=== TASK DESCRIPTION ===
Within this material, how many lines have the string "wird" in them? The answer is a number, with nothing added.

=== RECORD EXCERPTS ===
Start

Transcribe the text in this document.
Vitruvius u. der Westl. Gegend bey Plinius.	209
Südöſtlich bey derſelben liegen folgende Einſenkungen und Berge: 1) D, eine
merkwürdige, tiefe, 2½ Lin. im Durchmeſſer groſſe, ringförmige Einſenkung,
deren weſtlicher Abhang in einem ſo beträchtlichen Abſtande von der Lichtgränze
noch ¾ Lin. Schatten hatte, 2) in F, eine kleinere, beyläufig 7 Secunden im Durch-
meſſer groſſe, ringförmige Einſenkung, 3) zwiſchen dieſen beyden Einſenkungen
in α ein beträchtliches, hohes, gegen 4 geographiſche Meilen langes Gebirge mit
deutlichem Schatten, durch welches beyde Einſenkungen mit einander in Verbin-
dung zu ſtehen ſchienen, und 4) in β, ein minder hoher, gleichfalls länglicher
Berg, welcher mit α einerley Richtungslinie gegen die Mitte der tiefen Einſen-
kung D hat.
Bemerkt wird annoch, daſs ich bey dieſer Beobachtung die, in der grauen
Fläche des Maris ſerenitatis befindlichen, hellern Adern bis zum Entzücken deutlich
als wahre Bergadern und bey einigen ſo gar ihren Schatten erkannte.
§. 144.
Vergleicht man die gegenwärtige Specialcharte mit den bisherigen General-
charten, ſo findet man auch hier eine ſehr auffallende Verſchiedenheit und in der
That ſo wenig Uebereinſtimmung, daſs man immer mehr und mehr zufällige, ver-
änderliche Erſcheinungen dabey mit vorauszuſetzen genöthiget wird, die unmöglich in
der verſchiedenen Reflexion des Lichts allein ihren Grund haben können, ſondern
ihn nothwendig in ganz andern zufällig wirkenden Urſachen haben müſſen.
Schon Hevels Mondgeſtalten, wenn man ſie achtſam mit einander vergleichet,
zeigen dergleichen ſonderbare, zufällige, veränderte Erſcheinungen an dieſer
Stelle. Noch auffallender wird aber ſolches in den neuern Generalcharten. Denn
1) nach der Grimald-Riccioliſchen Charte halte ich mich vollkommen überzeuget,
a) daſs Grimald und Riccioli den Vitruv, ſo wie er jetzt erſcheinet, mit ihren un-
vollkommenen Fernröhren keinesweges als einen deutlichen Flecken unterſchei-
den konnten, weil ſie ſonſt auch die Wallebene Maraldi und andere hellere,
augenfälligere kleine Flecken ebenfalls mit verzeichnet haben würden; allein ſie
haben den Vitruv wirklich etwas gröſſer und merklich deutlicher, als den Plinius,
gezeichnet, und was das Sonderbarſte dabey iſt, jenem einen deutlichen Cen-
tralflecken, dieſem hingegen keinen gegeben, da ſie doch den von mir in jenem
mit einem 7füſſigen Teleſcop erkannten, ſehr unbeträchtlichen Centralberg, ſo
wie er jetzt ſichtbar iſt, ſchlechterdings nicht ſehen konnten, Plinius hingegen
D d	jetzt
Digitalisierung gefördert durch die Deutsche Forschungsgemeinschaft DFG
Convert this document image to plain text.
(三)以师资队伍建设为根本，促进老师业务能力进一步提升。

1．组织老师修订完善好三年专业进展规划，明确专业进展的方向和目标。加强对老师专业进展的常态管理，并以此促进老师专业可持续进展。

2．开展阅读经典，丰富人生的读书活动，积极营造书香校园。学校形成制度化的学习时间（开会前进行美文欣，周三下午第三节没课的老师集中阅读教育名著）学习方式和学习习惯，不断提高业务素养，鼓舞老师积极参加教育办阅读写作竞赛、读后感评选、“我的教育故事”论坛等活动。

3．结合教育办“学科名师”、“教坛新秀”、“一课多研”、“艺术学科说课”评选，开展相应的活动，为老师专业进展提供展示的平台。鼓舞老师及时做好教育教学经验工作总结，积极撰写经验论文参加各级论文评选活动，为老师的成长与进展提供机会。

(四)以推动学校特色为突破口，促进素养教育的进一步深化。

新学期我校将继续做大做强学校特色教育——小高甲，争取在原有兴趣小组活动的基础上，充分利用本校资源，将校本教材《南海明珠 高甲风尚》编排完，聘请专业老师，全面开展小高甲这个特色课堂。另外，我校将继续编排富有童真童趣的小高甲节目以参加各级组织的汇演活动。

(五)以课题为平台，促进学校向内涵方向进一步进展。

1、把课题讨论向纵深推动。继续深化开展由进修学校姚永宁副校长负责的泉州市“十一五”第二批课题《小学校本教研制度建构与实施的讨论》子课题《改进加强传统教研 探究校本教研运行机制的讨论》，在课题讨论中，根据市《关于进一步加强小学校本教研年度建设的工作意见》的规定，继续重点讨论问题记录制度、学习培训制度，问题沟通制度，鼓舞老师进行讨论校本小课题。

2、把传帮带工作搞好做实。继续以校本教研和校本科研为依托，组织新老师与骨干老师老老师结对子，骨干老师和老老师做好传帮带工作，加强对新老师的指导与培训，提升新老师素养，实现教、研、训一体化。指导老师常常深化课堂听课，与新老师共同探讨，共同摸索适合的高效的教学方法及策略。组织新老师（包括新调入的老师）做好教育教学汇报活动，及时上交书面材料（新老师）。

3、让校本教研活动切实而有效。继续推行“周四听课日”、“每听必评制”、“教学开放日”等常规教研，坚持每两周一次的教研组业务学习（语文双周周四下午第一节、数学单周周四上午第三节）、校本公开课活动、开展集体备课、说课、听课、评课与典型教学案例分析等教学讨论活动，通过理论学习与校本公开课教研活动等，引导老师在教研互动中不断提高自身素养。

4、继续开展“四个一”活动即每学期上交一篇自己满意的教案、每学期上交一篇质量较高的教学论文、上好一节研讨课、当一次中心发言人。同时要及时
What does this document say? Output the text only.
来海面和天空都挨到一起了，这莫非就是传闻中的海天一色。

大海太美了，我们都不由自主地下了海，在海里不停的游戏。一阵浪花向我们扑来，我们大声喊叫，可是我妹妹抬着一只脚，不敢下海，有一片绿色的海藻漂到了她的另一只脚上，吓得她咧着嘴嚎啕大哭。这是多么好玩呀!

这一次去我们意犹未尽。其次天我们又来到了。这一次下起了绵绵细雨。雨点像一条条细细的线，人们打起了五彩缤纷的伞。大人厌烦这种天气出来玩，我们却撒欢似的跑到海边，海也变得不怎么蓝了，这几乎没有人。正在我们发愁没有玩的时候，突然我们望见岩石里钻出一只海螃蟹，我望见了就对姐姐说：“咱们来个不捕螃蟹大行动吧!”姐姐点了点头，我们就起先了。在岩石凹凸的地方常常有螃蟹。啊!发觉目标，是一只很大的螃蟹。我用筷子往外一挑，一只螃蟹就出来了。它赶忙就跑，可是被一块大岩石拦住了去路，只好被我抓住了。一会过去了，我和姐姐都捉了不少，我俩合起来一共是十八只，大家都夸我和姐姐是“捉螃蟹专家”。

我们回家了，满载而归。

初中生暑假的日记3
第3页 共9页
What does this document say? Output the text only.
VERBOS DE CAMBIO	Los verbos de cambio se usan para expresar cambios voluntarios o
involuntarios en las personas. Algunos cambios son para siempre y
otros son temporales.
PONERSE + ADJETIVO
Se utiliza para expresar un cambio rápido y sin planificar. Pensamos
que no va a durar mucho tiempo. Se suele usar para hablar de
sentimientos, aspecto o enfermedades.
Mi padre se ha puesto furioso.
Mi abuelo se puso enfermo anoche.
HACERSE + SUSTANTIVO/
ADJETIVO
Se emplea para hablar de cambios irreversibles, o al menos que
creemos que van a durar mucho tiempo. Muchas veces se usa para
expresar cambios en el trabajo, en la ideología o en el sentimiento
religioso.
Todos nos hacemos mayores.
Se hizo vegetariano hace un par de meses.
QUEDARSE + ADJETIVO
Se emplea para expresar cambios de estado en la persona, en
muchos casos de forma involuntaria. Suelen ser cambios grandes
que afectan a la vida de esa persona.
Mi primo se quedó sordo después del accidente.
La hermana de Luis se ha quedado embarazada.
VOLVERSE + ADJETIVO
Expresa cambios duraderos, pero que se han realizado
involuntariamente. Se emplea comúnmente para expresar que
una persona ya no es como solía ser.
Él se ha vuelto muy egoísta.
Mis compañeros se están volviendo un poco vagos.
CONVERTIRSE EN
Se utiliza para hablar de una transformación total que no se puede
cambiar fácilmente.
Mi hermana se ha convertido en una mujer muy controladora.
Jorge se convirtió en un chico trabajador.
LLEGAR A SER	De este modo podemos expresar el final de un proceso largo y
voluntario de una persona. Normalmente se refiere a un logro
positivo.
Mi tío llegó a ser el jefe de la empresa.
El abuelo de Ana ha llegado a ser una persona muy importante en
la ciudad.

End

=== FULL SOLUTION ===
3